-------- INFORMATION PROVIDED --------

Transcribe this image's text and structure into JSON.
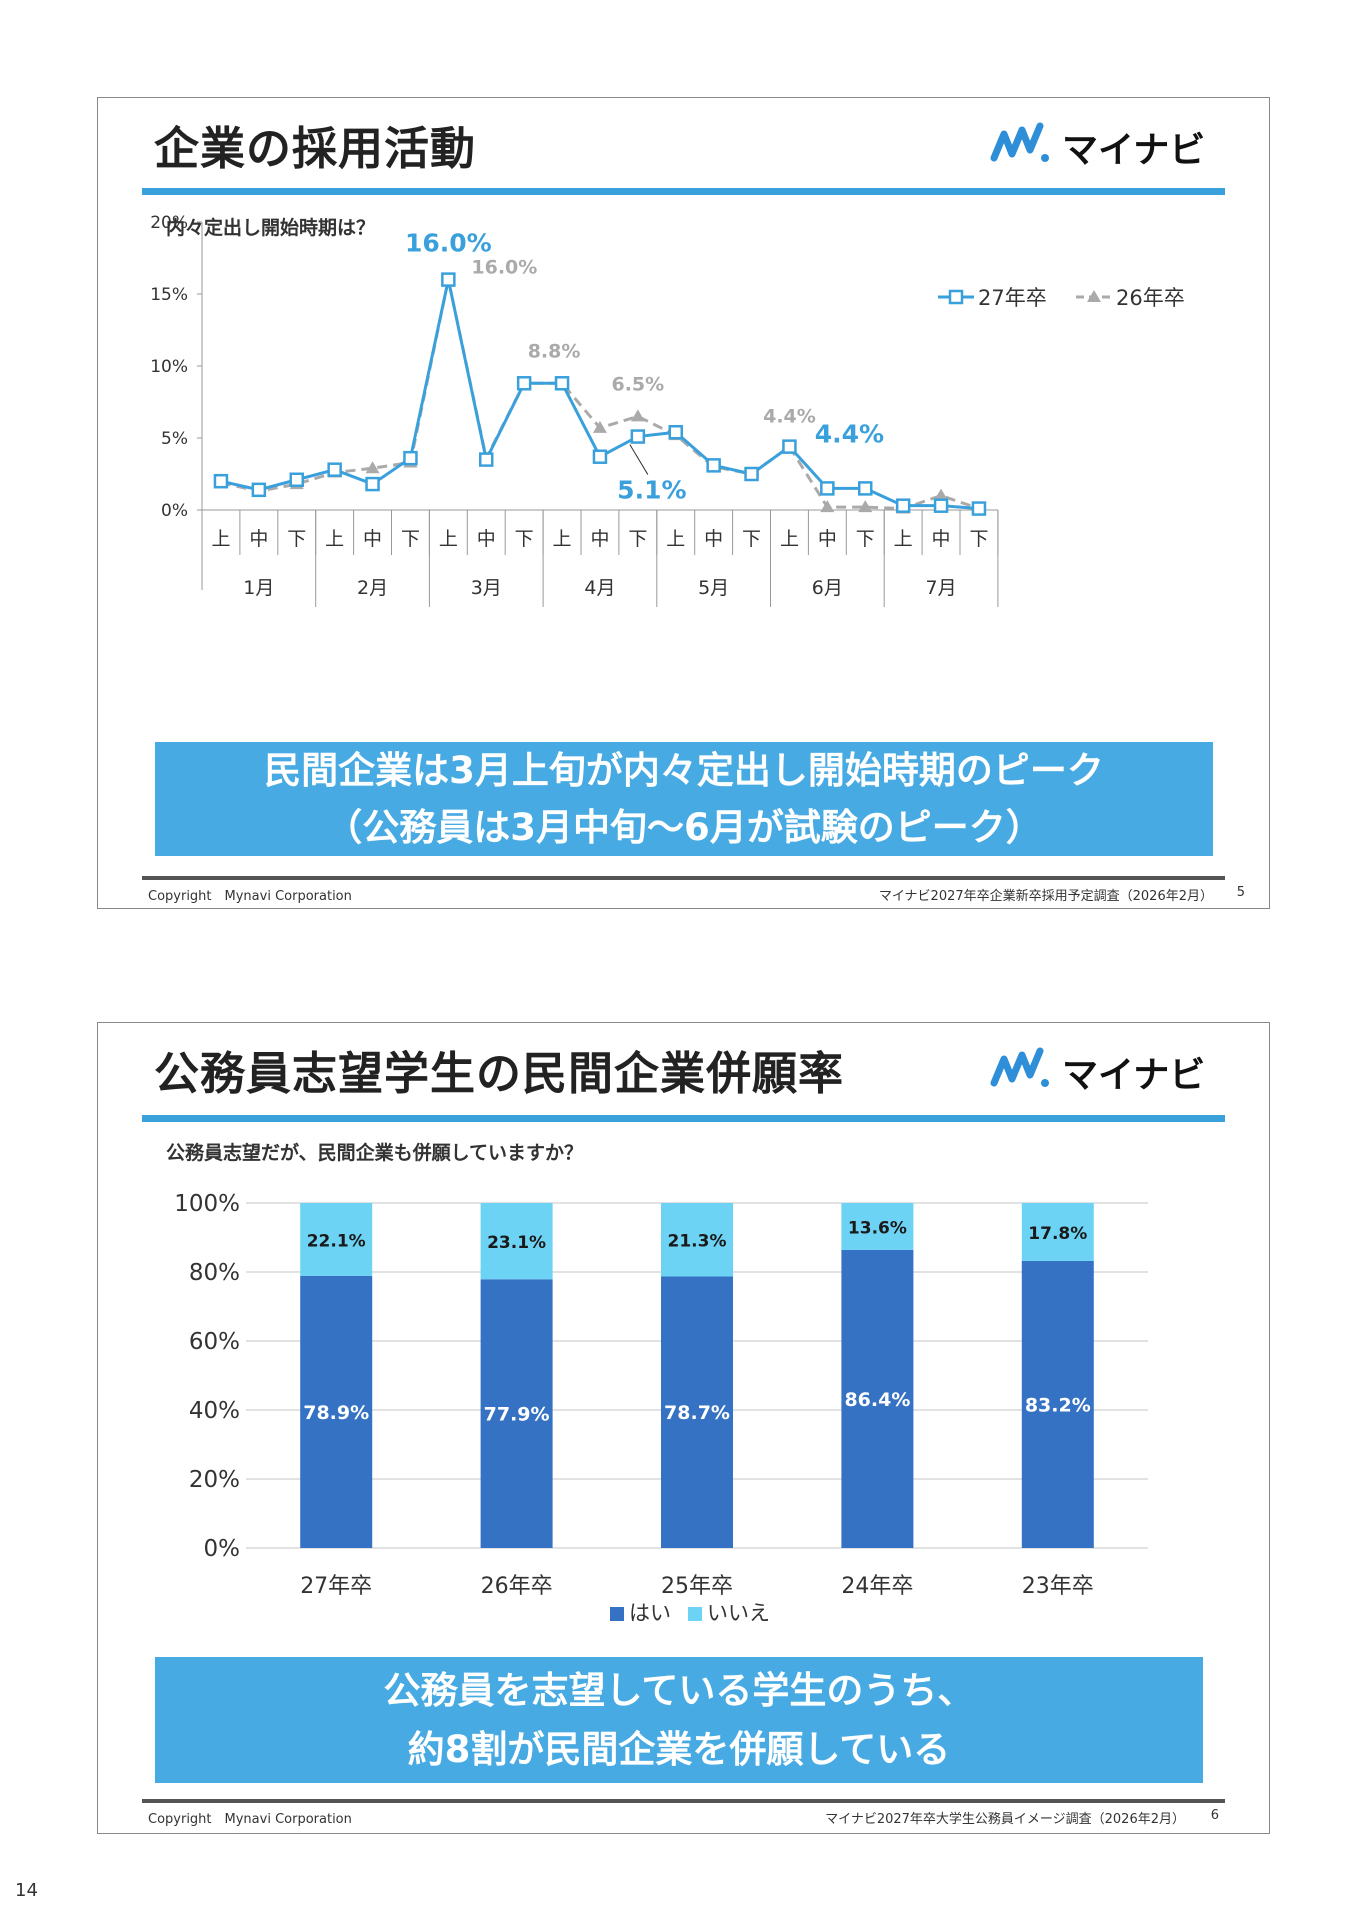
{
  "slide1": {
    "title": "企業の採用活動",
    "logo_text": "マイナビ",
    "question": "内々定出し開始時期は？",
    "banner_line1": "民間企業は3月上旬が内々定出し開始時期のピーク",
    "banner_line2": "（公務員は3月中旬～6月が試験のピーク）",
    "copyright": "Copyright　Mynavi Corporation",
    "source": "マイナビ2027年卒企業新卒採用予定調査（2026年2月）",
    "page": "5",
    "chart_data": {
      "type": "line",
      "y_ticks": [
        "20%",
        "15%",
        "10%",
        "5%",
        "0%"
      ],
      "ylim": [
        0,
        20
      ],
      "x_sub": [
        "上",
        "中",
        "下",
        "上",
        "中",
        "下",
        "上",
        "中",
        "下",
        "上",
        "中",
        "下",
        "上",
        "中",
        "下",
        "上",
        "中",
        "下",
        "上",
        "中",
        "下"
      ],
      "x_groups": [
        "1月",
        "2月",
        "3月",
        "4月",
        "5月",
        "6月",
        "7月"
      ],
      "legend_position": "top-right",
      "series": [
        {
          "name": "27年卒",
          "color": "#3aa0dc",
          "values": [
            2.0,
            1.4,
            2.1,
            2.8,
            1.8,
            3.6,
            16.0,
            3.5,
            8.8,
            8.8,
            3.7,
            5.1,
            5.4,
            3.1,
            2.5,
            4.4,
            1.5,
            1.5,
            0.3,
            0.3,
            0.1
          ]
        },
        {
          "name": "26年卒",
          "color": "#aaaaaa",
          "values": [
            1.9,
            1.3,
            1.8,
            2.6,
            2.9,
            3.3,
            16.0,
            3.6,
            8.8,
            8.8,
            5.7,
            6.5,
            5.2,
            3.0,
            2.5,
            4.4,
            0.2,
            0.2,
            0.1,
            1.0,
            0.1
          ]
        }
      ],
      "labels_27": [
        "16.0%",
        "5.1%",
        "4.4%"
      ],
      "labels_26": [
        "16.0%",
        "8.8%",
        "6.5%",
        "4.4%"
      ]
    }
  },
  "slide2": {
    "title": "公務員志望学生の民間企業併願率",
    "logo_text": "マイナビ",
    "question": "公務員志望だが、民間企業も併願していますか？",
    "banner_line1": "公務員を志望している学生のうち、",
    "banner_line2": "約8割が民間企業を併願している",
    "copyright": "Copyright　Mynavi Corporation",
    "source": "マイナビ2027年卒大学生公務員イメージ調査（2026年2月）",
    "page": "6",
    "chart_data": {
      "type": "bar",
      "stacked": true,
      "categories": [
        "27年卒",
        "26年卒",
        "25年卒",
        "24年卒",
        "23年卒"
      ],
      "y_ticks": [
        "100%",
        "80%",
        "60%",
        "40%",
        "20%",
        "0%"
      ],
      "ylim": [
        0,
        100
      ],
      "legend_position": "bottom",
      "series": [
        {
          "name": "はい",
          "color": "#3672c4",
          "values": [
            78.9,
            77.9,
            78.7,
            86.4,
            83.2
          ],
          "labels": [
            "78.9%",
            "77.9%",
            "78.7%",
            "86.4%",
            "83.2%"
          ]
        },
        {
          "name": "いいえ",
          "color": "#6dd3f5",
          "values": [
            22.1,
            23.1,
            21.3,
            13.6,
            17.8
          ],
          "labels": [
            "22.1%",
            "23.1%",
            "21.3%",
            "13.6%",
            "17.8%"
          ]
        }
      ]
    }
  },
  "doc_page": "14"
}
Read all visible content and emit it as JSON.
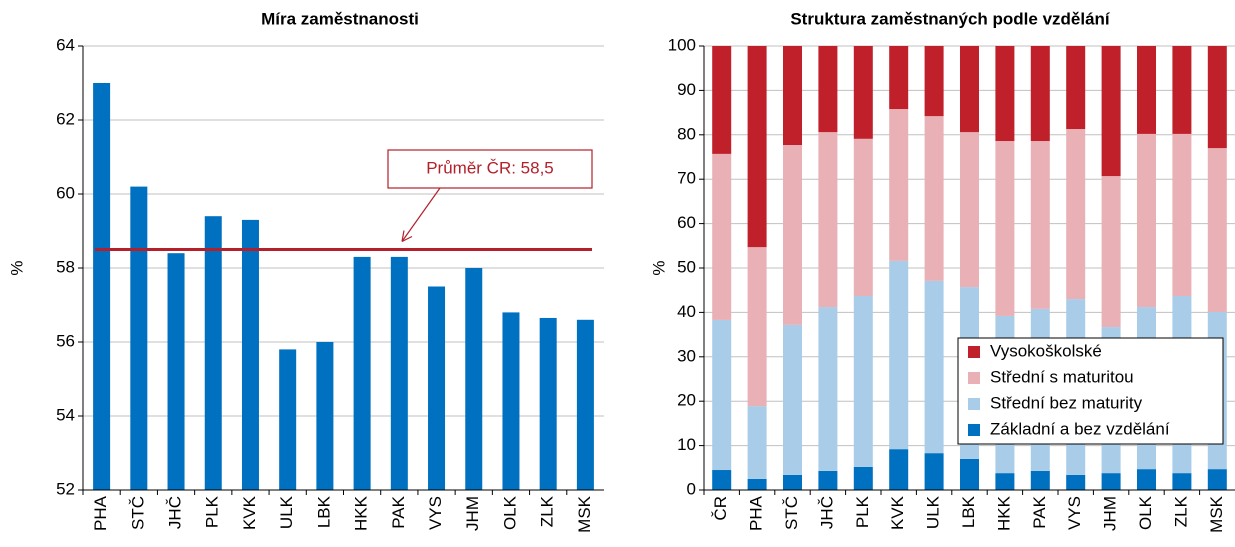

--------

[WHAT YOU NEED TO DO]
Print every entry above again without changing a word, and omit the pictures.

[CORRECT RESULT]
Transcribe this image's text and structure into JSON.
{
  "slide1": {
    "title": "企業の採用活動",
    "logo_text": "マイナビ",
    "question": "内々定出し開始時期は？",
    "banner_line1": "民間企業は3月上旬が内々定出し開始時期のピーク",
    "banner_line2": "（公務員は3月中旬～6月が試験のピーク）",
    "copyright": "Copyright　Mynavi Corporation",
    "source": "マイナビ2027年卒企業新卒採用予定調査（2026年2月）",
    "page": "5",
    "chart_data": {
      "type": "line",
      "y_ticks": [
        "20%",
        "15%",
        "10%",
        "5%",
        "0%"
      ],
      "ylim": [
        0,
        20
      ],
      "x_sub": [
        "上",
        "中",
        "下",
        "上",
        "中",
        "下",
        "上",
        "中",
        "下",
        "上",
        "中",
        "下",
        "上",
        "中",
        "下",
        "上",
        "中",
        "下",
        "上",
        "中",
        "下"
      ],
      "x_groups": [
        "1月",
        "2月",
        "3月",
        "4月",
        "5月",
        "6月",
        "7月"
      ],
      "legend_position": "top-right",
      "series": [
        {
          "name": "27年卒",
          "color": "#3aa0dc",
          "values": [
            2.0,
            1.4,
            2.1,
            2.8,
            1.8,
            3.6,
            16.0,
            3.5,
            8.8,
            8.8,
            3.7,
            5.1,
            5.4,
            3.1,
            2.5,
            4.4,
            1.5,
            1.5,
            0.3,
            0.3,
            0.1
          ]
        },
        {
          "name": "26年卒",
          "color": "#aaaaaa",
          "values": [
            1.9,
            1.3,
            1.8,
            2.6,
            2.9,
            3.3,
            16.0,
            3.6,
            8.8,
            8.8,
            5.7,
            6.5,
            5.2,
            3.0,
            2.5,
            4.4,
            0.2,
            0.2,
            0.1,
            1.0,
            0.1
          ]
        }
      ],
      "labels_27": [
        "16.0%",
        "5.1%",
        "4.4%"
      ],
      "labels_26": [
        "16.0%",
        "8.8%",
        "6.5%",
        "4.4%"
      ]
    }
  },
  "slide2": {
    "title": "公務員志望学生の民間企業併願率",
    "logo_text": "マイナビ",
    "question": "公務員志望だが、民間企業も併願していますか？",
    "banner_line1": "公務員を志望している学生のうち、",
    "banner_line2": "約8割が民間企業を併願している",
    "copyright": "Copyright　Mynavi Corporation",
    "source": "マイナビ2027年卒大学生公務員イメージ調査（2026年2月）",
    "page": "6",
    "chart_data": {
      "type": "bar",
      "stacked": true,
      "categories": [
        "27年卒",
        "26年卒",
        "25年卒",
        "24年卒",
        "23年卒"
      ],
      "y_ticks": [
        "100%",
        "80%",
        "60%",
        "40%",
        "20%",
        "0%"
      ],
      "ylim": [
        0,
        100
      ],
      "legend_position": "bottom",
      "series": [
        {
          "name": "はい",
          "color": "#3672c4",
          "values": [
            78.9,
            77.9,
            78.7,
            86.4,
            83.2
          ],
          "labels": [
            "78.9%",
            "77.9%",
            "78.7%",
            "86.4%",
            "83.2%"
          ]
        },
        {
          "name": "いいえ",
          "color": "#6dd3f5",
          "values": [
            22.1,
            23.1,
            21.3,
            13.6,
            17.8
          ],
          "labels": [
            "22.1%",
            "23.1%",
            "21.3%",
            "13.6%",
            "17.8%"
          ]
        }
      ]
    }
  },
  "doc_page": "14"
}
Read all visible content and emit it as JSON.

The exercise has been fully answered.